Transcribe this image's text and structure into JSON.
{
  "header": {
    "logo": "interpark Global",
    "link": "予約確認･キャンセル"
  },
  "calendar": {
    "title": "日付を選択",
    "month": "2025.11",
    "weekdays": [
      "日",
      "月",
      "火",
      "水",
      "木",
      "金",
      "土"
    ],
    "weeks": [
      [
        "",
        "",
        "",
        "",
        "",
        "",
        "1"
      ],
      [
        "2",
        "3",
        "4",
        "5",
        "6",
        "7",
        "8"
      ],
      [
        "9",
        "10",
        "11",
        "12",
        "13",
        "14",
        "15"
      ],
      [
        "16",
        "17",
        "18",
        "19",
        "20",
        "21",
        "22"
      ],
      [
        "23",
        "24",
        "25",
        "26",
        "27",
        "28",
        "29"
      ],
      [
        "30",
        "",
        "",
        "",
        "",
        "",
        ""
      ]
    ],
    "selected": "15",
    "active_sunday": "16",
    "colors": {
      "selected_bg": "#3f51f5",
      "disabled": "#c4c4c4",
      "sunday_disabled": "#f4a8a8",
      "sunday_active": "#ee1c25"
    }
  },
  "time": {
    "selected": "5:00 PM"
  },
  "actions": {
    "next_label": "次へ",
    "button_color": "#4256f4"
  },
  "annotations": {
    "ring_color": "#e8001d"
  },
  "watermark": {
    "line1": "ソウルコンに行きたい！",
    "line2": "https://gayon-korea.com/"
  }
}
...
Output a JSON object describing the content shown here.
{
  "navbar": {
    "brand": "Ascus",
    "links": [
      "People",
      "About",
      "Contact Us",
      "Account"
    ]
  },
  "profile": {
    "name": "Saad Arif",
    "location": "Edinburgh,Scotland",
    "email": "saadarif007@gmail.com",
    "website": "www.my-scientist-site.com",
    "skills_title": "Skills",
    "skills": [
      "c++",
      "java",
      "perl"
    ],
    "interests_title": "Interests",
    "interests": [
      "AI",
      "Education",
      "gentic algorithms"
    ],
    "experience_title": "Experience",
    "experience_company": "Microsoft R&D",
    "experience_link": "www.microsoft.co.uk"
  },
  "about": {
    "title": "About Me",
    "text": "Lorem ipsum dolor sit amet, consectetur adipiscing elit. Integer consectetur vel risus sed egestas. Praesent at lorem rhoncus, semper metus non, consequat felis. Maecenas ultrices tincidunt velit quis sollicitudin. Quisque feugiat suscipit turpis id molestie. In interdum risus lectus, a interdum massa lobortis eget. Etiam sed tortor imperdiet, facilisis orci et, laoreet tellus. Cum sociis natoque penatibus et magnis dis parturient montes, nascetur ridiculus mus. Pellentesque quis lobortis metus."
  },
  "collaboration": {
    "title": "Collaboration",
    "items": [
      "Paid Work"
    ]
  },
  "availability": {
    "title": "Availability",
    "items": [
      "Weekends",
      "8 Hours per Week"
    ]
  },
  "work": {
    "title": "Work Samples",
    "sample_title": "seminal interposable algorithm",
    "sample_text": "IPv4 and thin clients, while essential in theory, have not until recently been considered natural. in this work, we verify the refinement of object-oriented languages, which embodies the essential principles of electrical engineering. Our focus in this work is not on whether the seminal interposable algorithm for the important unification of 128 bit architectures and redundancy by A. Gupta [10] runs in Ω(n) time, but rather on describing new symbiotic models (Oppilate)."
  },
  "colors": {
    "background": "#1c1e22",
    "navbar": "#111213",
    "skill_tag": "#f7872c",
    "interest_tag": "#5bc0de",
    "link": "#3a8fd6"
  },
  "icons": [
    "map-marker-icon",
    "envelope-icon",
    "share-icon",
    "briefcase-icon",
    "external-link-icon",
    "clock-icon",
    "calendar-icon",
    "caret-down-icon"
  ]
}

== WORK INSTRUCTIONS ==
Copy all lines in the listing above where the string "JSON" appears.

== FULL RESPONSE ==
Transcribe this image's text and structure into JSON.
Output a JSON object describing the content shown here.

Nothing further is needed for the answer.